[GIVEN REQUEST] Print the whole listing exactly.

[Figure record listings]

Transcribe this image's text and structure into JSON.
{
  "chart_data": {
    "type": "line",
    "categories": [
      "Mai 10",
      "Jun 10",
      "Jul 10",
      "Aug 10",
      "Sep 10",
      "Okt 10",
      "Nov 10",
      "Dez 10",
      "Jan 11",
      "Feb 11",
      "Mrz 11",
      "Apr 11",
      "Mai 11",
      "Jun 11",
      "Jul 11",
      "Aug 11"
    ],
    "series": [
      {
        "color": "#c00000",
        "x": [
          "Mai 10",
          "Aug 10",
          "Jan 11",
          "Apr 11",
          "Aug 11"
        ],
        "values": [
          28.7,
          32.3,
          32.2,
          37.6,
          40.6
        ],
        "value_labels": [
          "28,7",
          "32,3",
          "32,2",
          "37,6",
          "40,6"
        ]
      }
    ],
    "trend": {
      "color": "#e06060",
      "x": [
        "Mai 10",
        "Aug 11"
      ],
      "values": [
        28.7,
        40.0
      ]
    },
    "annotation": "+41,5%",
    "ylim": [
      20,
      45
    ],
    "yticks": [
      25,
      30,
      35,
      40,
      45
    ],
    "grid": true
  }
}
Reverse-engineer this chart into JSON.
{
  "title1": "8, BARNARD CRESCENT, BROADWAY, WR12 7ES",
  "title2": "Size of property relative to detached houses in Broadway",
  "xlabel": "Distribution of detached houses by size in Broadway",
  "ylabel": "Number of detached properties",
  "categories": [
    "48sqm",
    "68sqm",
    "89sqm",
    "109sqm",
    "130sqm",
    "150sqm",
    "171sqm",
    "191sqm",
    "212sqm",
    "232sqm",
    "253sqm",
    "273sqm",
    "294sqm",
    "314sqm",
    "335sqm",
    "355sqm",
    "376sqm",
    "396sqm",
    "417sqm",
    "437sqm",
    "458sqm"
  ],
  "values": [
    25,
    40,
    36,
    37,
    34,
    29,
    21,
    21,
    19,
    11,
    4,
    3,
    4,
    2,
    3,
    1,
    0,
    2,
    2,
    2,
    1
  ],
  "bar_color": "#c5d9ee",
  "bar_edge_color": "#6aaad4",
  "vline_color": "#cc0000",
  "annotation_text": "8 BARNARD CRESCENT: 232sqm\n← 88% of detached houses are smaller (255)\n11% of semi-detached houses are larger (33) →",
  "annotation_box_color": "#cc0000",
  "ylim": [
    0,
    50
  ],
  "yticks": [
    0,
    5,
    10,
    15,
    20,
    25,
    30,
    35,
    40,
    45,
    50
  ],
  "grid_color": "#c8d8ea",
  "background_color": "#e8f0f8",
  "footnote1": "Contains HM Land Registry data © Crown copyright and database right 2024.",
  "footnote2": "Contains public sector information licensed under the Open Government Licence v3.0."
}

[SOLVED EXERCISE]
Transcribe this image's text and structure into JSON.
{
  "chart_data": {
    "type": "line",
    "categories": [
      "Mai 10",
      "Jun 10",
      "Jul 10",
      "Aug 10",
      "Sep 10",
      "Okt 10",
      "Nov 10",
      "Dez 10",
      "Jan 11",
      "Feb 11",
      "Mrz 11",
      "Apr 11",
      "Mai 11",
      "Jun 11",
      "Jul 11",
      "Aug 11"
    ],
    "series": [
      {
        "color": "#c00000",
        "x": [
          "Mai 10",
          "Aug 10",
          "Jan 11",
          "Apr 11",
          "Aug 11"
        ],
        "values": [
          28.7,
          32.3,
          32.2,
          37.6,
          40.6
        ],
        "value_labels": [
          "28,7",
          "32,3",
          "32,2",
          "37,6",
          "40,6"
        ]
      }
    ],
    "trend": {
      "color": "#e06060",
      "x": [
        "Mai 10",
        "Aug 11"
      ],
      "values": [
        28.7,
        40.0
      ]
    },
    "annotation": "+41,5%",
    "ylim": [
      20,
      45
    ],
    "yticks": [
      25,
      30,
      35,
      40,
      45
    ],
    "grid": true
  }
}
Reverse-engineer this chart into JSON.
{
  "title1": "8, BARNARD CRESCENT, BROADWAY, WR12 7ES",
  "title2": "Size of property relative to detached houses in Broadway",
  "xlabel": "Distribution of detached houses by size in Broadway",
  "ylabel": "Number of detached properties",
  "categories": [
    "48sqm",
    "68sqm",
    "89sqm",
    "109sqm",
    "130sqm",
    "150sqm",
    "171sqm",
    "191sqm",
    "212sqm",
    "232sqm",
    "253sqm",
    "273sqm",
    "294sqm",
    "314sqm",
    "335sqm",
    "355sqm",
    "376sqm",
    "396sqm",
    "417sqm",
    "437sqm",
    "458sqm"
  ],
  "values": [
    25,
    40,
    36,
    37,
    34,
    29,
    21,
    21,
    19,
    11,
    4,
    3,
    4,
    2,
    3,
    1,
    0,
    2,
    2,
    2,
    1
  ],
  "bar_color": "#c5d9ee",
  "bar_edge_color": "#6aaad4",
  "vline_color": "#cc0000",
  "annotation_text": "8 BARNARD CRESCENT: 232sqm\n← 88% of detached houses are smaller (255)\n11% of semi-detached houses are larger (33) →",
  "annotation_box_color": "#cc0000",
  "ylim": [
    0,
    50
  ],
  "yticks": [
    0,
    5,
    10,
    15,
    20,
    25,
    30,
    35,
    40,
    45,
    50
  ],
  "grid_color": "#c8d8ea",
  "background_color": "#e8f0f8",
  "footnote1": "Contains HM Land Registry data © Crown copyright and database right 2024.",
  "footnote2": "Contains public sector information licensed under the Open Government Licence v3.0."
}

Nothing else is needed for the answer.